Task
Search the records that follow and extract every line containing the string "Temperature".

======== Information supplied ========

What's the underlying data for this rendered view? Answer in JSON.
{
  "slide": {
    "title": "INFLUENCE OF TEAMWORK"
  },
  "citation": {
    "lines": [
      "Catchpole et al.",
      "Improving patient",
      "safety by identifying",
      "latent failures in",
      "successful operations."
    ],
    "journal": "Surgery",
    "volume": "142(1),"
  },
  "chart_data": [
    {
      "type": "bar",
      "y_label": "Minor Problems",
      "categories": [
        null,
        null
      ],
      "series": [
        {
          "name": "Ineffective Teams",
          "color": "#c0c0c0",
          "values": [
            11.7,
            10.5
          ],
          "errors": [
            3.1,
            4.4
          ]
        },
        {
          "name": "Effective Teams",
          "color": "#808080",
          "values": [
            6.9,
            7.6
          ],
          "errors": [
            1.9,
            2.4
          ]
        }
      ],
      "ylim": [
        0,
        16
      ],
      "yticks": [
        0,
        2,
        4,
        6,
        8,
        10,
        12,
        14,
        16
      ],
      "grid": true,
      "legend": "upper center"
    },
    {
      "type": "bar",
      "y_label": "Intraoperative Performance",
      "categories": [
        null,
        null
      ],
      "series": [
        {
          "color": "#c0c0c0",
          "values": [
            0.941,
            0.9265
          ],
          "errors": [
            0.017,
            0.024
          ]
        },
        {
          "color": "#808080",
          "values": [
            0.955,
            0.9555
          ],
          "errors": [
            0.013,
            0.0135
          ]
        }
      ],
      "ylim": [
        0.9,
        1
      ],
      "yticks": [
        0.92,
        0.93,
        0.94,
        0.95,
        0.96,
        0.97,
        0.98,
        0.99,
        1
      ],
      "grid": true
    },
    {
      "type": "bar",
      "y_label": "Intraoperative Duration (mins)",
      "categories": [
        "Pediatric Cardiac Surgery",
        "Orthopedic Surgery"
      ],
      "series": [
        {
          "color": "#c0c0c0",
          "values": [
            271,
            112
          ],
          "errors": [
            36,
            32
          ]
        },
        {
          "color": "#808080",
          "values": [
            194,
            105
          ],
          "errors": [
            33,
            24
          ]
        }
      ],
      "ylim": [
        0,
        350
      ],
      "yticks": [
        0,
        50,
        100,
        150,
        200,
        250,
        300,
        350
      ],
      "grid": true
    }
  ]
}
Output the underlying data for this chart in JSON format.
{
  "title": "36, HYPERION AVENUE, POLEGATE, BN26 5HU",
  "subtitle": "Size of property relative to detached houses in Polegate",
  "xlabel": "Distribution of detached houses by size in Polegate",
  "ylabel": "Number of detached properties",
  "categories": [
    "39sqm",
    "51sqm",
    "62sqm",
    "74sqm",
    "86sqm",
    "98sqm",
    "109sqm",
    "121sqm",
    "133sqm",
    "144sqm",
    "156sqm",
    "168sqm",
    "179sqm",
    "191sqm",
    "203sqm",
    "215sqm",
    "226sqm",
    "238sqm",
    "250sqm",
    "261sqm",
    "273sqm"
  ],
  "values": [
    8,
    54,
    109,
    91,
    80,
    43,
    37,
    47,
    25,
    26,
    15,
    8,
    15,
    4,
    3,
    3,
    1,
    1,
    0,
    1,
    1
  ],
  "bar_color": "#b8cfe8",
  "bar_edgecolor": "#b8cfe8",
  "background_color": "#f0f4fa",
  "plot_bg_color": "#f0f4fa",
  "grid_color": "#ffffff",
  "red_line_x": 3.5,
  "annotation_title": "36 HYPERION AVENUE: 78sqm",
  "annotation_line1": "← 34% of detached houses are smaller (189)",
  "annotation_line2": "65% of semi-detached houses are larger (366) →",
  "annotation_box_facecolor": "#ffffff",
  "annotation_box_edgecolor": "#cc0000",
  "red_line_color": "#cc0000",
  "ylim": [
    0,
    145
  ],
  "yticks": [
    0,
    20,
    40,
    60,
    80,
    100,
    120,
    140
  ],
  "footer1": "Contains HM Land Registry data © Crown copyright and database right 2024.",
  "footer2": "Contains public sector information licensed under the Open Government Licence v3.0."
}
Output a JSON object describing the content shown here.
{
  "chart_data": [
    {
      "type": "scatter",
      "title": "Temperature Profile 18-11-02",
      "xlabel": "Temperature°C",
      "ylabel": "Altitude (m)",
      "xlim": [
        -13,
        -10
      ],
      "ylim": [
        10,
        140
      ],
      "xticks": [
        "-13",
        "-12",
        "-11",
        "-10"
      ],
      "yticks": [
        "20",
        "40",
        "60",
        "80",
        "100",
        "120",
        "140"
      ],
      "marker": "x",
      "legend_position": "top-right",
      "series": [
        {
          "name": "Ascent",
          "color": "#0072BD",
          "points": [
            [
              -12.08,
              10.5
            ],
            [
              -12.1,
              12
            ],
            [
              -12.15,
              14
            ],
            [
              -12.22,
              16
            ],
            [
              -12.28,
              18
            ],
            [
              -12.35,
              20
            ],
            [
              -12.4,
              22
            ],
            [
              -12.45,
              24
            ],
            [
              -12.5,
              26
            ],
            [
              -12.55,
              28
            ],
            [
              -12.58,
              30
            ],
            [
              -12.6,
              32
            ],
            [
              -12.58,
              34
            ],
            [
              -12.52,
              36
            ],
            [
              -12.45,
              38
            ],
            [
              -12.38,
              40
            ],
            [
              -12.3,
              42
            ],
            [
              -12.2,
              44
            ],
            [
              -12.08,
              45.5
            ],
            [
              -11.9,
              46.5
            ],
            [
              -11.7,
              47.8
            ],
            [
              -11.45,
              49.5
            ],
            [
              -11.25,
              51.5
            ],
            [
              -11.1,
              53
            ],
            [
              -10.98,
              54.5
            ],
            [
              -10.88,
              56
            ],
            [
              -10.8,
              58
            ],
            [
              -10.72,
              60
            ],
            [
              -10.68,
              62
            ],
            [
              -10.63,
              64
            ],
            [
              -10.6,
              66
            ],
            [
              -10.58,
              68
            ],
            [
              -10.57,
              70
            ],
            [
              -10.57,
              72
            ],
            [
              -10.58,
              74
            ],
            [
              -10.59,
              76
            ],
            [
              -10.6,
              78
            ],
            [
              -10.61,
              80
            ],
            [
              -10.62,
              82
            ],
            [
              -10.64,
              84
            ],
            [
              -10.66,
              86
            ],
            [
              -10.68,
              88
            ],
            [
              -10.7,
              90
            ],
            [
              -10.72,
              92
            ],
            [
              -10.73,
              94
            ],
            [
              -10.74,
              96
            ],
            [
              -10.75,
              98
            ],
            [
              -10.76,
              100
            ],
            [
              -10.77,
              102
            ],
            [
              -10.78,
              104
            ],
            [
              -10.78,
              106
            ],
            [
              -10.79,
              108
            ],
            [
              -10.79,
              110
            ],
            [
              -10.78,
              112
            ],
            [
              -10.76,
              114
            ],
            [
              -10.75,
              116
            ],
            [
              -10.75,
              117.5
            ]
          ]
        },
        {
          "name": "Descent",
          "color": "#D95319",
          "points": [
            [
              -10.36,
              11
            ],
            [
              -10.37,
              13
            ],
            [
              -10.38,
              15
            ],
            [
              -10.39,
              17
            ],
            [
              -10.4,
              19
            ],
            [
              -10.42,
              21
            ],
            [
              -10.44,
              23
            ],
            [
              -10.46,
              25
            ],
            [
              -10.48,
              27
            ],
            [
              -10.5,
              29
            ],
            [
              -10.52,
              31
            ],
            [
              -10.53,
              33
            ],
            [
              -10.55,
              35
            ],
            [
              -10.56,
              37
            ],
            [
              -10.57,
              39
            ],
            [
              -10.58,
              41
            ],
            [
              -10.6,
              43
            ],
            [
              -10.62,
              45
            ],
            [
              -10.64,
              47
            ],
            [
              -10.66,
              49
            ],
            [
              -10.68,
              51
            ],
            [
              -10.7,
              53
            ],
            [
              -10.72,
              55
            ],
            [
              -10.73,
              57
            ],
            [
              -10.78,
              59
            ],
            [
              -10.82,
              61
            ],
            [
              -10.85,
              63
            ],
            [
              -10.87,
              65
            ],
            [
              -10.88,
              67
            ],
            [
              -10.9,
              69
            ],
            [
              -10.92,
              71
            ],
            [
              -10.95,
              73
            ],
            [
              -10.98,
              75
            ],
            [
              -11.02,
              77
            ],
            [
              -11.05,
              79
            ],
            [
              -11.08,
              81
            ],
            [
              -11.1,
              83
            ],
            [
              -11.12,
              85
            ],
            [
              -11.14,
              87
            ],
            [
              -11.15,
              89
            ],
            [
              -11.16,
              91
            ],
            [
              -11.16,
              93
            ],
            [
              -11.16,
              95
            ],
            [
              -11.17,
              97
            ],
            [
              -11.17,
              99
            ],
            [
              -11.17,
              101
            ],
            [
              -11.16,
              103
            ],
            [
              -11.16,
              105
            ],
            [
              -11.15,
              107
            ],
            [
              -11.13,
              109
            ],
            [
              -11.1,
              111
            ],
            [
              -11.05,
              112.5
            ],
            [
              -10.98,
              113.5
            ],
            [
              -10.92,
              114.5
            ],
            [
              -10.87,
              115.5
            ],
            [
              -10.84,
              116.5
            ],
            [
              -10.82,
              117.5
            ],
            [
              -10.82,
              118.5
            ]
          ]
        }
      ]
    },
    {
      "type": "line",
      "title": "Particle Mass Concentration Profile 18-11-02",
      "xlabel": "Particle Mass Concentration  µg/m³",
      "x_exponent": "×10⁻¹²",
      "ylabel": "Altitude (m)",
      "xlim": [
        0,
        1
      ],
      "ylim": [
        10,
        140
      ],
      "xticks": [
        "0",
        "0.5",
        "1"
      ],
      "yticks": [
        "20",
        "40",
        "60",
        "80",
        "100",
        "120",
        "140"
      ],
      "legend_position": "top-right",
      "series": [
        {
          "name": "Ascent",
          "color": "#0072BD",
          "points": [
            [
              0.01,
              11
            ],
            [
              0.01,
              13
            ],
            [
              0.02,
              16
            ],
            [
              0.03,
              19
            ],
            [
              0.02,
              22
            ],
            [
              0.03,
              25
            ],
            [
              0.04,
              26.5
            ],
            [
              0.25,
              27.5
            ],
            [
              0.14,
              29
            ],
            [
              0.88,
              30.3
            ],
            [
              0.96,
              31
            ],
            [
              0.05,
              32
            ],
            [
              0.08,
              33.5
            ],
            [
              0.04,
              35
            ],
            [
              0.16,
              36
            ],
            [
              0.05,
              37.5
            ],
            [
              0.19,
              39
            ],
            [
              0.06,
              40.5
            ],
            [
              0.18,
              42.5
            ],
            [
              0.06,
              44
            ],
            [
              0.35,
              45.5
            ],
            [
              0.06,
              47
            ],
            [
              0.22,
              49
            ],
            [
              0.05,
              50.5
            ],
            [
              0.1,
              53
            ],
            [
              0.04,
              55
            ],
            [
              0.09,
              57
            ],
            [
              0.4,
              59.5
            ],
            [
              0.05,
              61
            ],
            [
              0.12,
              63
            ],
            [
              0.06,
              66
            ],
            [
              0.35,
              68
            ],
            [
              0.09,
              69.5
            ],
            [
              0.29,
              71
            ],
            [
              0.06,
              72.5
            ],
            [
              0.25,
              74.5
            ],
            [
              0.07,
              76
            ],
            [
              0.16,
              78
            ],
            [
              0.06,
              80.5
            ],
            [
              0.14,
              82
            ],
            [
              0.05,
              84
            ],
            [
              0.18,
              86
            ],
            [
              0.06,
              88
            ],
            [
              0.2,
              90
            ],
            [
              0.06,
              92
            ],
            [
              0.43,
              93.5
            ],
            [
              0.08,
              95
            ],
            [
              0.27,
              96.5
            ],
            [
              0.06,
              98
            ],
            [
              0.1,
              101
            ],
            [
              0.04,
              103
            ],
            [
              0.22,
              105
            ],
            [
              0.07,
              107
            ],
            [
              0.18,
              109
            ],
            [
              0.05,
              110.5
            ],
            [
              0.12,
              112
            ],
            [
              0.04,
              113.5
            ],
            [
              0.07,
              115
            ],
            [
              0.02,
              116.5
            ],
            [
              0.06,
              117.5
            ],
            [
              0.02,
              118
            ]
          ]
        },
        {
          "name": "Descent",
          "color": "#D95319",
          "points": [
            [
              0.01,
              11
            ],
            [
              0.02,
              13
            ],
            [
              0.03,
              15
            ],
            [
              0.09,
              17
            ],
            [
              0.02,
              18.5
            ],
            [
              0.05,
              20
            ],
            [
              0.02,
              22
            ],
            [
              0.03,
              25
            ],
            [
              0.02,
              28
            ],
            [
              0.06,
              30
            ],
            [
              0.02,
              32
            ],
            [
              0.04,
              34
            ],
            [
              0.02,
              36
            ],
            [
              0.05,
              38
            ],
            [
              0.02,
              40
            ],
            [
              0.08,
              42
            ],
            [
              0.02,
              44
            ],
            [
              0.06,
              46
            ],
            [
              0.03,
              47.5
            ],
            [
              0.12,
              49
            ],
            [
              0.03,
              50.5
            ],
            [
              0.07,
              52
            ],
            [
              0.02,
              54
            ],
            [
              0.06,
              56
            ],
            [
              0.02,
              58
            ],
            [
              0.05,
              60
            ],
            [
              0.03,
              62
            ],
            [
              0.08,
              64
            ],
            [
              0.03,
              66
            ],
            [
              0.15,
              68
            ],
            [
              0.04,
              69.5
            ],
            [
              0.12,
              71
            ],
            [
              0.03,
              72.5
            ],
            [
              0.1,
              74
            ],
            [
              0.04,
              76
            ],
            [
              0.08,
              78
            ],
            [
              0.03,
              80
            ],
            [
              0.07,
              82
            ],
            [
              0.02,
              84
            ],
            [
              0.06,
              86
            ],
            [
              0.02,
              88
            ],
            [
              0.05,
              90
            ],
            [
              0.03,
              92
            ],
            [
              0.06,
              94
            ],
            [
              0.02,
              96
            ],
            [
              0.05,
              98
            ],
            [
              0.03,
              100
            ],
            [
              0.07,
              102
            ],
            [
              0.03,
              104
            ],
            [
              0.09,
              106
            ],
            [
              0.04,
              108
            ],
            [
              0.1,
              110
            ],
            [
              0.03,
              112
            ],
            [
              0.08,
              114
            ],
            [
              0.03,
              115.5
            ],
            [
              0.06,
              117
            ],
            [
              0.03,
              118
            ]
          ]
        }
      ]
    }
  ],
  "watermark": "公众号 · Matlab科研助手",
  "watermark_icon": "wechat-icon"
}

========

Right answer
      "title": "Temperature Profile 18-11-02",
      "xlabel": "Temperature°C",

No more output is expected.